EXERCISE INSTRUCTIONS = Verbatim output of all the material below is required.
[Start of EXERCISE INPUTS]
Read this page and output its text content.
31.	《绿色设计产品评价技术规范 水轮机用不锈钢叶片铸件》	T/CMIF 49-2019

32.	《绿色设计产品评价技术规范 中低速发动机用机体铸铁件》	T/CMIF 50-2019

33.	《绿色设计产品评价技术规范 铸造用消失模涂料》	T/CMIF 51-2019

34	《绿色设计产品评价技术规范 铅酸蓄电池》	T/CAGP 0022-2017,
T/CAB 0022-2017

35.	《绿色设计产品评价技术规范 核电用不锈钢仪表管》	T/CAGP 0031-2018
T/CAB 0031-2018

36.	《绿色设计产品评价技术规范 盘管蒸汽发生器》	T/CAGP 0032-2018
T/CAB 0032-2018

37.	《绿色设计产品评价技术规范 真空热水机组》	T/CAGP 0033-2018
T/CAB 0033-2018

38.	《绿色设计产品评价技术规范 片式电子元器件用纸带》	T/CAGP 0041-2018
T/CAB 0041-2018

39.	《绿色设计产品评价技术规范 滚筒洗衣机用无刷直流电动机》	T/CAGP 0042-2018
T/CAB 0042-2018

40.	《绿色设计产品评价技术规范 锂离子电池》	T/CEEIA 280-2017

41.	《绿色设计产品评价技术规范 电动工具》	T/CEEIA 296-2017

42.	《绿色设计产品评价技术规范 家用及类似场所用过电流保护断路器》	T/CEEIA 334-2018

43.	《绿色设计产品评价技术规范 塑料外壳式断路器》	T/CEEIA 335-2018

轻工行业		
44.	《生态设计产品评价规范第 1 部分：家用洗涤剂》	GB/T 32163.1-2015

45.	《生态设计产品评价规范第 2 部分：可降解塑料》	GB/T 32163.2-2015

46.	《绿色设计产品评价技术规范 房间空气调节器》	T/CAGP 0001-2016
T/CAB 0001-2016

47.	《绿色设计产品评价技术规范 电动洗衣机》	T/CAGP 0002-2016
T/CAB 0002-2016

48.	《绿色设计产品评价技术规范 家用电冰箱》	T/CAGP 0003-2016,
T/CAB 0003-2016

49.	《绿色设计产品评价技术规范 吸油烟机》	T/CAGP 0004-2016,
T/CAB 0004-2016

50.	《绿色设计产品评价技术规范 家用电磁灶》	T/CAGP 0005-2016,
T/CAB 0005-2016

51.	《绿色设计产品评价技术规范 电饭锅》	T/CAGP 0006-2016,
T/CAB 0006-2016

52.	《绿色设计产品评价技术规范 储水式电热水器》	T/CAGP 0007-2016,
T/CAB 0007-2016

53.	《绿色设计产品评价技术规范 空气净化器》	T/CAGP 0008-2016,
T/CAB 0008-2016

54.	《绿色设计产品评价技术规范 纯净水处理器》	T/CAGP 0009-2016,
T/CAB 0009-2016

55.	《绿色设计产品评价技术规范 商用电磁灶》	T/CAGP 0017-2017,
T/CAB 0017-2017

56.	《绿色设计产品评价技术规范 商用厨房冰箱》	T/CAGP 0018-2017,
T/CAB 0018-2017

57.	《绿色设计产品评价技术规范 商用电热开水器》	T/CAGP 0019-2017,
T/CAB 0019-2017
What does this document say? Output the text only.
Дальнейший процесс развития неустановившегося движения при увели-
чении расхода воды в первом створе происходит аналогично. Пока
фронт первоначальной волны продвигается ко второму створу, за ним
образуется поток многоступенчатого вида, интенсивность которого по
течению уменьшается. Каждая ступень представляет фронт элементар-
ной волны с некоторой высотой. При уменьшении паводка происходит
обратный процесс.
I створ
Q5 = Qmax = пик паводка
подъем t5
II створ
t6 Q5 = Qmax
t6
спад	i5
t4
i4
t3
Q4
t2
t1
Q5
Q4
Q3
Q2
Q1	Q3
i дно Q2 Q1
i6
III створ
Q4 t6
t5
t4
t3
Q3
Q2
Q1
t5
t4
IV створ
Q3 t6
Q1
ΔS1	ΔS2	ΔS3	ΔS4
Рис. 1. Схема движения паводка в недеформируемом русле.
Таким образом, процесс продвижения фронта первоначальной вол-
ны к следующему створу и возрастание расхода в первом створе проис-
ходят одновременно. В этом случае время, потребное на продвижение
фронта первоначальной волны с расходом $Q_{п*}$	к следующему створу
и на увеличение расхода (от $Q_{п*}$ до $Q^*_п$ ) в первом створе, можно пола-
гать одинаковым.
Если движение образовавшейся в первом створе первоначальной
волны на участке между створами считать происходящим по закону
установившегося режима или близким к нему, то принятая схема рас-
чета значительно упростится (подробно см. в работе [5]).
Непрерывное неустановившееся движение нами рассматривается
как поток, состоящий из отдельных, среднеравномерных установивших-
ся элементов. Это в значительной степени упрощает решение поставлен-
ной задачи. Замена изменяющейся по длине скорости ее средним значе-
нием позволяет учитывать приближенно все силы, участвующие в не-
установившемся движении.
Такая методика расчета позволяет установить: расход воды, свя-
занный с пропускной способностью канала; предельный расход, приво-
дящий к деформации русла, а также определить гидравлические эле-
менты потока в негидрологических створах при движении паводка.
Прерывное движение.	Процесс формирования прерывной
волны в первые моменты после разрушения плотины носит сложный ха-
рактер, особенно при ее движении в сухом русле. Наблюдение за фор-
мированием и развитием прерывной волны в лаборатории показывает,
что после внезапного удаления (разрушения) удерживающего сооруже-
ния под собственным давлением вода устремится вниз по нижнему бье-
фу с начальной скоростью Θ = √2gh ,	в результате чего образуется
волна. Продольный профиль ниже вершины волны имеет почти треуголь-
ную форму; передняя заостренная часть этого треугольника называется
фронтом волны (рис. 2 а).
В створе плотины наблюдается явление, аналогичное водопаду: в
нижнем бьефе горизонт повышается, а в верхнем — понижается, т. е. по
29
[End of EXERCISE INPUTS]
EXERCISE ANSWER =
Read this page and output its text content.
31.	《绿色设计产品评价技术规范 水轮机用不锈钢叶片铸件》	T/CMIF 49-2019

32.	《绿色设计产品评价技术规范 中低速发动机用机体铸铁件》	T/CMIF 50-2019

33.	《绿色设计产品评价技术规范 铸造用消失模涂料》	T/CMIF 51-2019

34	《绿色设计产品评价技术规范 铅酸蓄电池》	T/CAGP 0022-2017,
T/CAB 0022-2017

35.	《绿色设计产品评价技术规范 核电用不锈钢仪表管》	T/CAGP 0031-2018
T/CAB 0031-2018

36.	《绿色设计产品评价技术规范 盘管蒸汽发生器》	T/CAGP 0032-2018
T/CAB 0032-2018

37.	《绿色设计产品评价技术规范 真空热水机组》	T/CAGP 0033-2018
T/CAB 0033-2018

38.	《绿色设计产品评价技术规范 片式电子元器件用纸带》	T/CAGP 0041-2018
T/CAB 0041-2018

39.	《绿色设计产品评价技术规范 滚筒洗衣机用无刷直流电动机》	T/CAGP 0042-2018
T/CAB 0042-2018

40.	《绿色设计产品评价技术规范 锂离子电池》	T/CEEIA 280-2017

41.	《绿色设计产品评价技术规范 电动工具》	T/CEEIA 296-2017

42.	《绿色设计产品评价技术规范 家用及类似场所用过电流保护断路器》	T/CEEIA 334-2018

43.	《绿色设计产品评价技术规范 塑料外壳式断路器》	T/CEEIA 335-2018

轻工行业		
44.	《生态设计产品评价规范第 1 部分：家用洗涤剂》	GB/T 32163.1-2015

45.	《生态设计产品评价规范第 2 部分：可降解塑料》	GB/T 32163.2-2015

46.	《绿色设计产品评价技术规范 房间空气调节器》	T/CAGP 0001-2016
T/CAB 0001-2016

47.	《绿色设计产品评价技术规范 电动洗衣机》	T/CAGP 0002-2016
T/CAB 0002-2016

48.	《绿色设计产品评价技术规范 家用电冰箱》	T/CAGP 0003-2016,
T/CAB 0003-2016

49.	《绿色设计产品评价技术规范 吸油烟机》	T/CAGP 0004-2016,
T/CAB 0004-2016

50.	《绿色设计产品评价技术规范 家用电磁灶》	T/CAGP 0005-2016,
T/CAB 0005-2016

51.	《绿色设计产品评价技术规范 电饭锅》	T/CAGP 0006-2016,
T/CAB 0006-2016

52.	《绿色设计产品评价技术规范 储水式电热水器》	T/CAGP 0007-2016,
T/CAB 0007-2016

53.	《绿色设计产品评价技术规范 空气净化器》	T/CAGP 0008-2016,
T/CAB 0008-2016

54.	《绿色设计产品评价技术规范 纯净水处理器》	T/CAGP 0009-2016,
T/CAB 0009-2016

55.	《绿色设计产品评价技术规范 商用电磁灶》	T/CAGP 0017-2017,
T/CAB 0017-2017

56.	《绿色设计产品评价技术规范 商用厨房冰箱》	T/CAGP 0018-2017,
T/CAB 0018-2017

57.	《绿色设计产品评价技术规范 商用电热开水器》	T/CAGP 0019-2017,
T/CAB 0019-2017
What does this document say? Output the text only.
Дальнейший процесс развития неустановившегося движения при увели-
чении расхода воды в первом створе происходит аналогично. Пока
фронт первоначальной волны продвигается ко второму створу, за ним
образуется поток многоступенчатого вида, интенсивность которого по
течению уменьшается. Каждая ступень представляет фронт элементар-
ной волны с некоторой высотой. При уменьшении паводка происходит
обратный процесс.
I створ
Q5 = Qmax = пик паводка
подъем t5
II створ
t6 Q5 = Qmax
t6
спад	i5
t4
i4
t3
Q4
t2
t1
Q5
Q4
Q3
Q2
Q1	Q3
i дно Q2 Q1
i6
III створ
Q4 t6
t5
t4
t3
Q3
Q2
Q1
t5
t4
IV створ
Q3 t6
Q1
ΔS1	ΔS2	ΔS3	ΔS4
Рис. 1. Схема движения паводка в недеформируемом русле.
Таким образом, процесс продвижения фронта первоначальной вол-
ны к следующему створу и возрастание расхода в первом створе проис-
ходят одновременно. В этом случае время, потребное на продвижение
фронта первоначальной волны с расходом $Q_{п*}$	к следующему створу
и на увеличение расхода (от $Q_{п*}$ до $Q^*_п$ ) в первом створе, можно пола-
гать одинаковым.
Если движение образовавшейся в первом створе первоначальной
волны на участке между створами считать происходящим по закону
установившегося режима или близким к нему, то принятая схема рас-
чета значительно упростится (подробно см. в работе [5]).
Непрерывное неустановившееся движение нами рассматривается
как поток, состоящий из отдельных, среднеравномерных установивших-
ся элементов. Это в значительной степени упрощает решение поставлен-
ной задачи. Замена изменяющейся по длине скорости ее средним значе-
нием позволяет учитывать приближенно все силы, участвующие в не-
установившемся движении.
Такая методика расчета позволяет установить: расход воды, свя-
занный с пропускной способностью канала; предельный расход, приво-
дящий к деформации русла, а также определить гидравлические эле-
менты потока в негидрологических створах при движении паводка.
Прерывное движение.	Процесс формирования прерывной
волны в первые моменты после разрушения плотины носит сложный ха-
рактер, особенно при ее движении в сухом русле. Наблюдение за фор-
мированием и развитием прерывной волны в лаборатории показывает,
что после внезапного удаления (разрушения) удерживающего сооруже-
ния под собственным давлением вода устремится вниз по нижнему бье-
фу с начальной скоростью Θ = √2gh ,	в результате чего образуется
волна. Продольный профиль ниже вершины волны имеет почти треуголь-
ную форму; передняя заостренная часть этого треугольника называется
фронтом волны (рис. 2 а).
В створе плотины наблюдается явление, аналогичное водопаду: в
нижнем бьефе горизонт повышается, а в верхнем — понижается, т. е. по
29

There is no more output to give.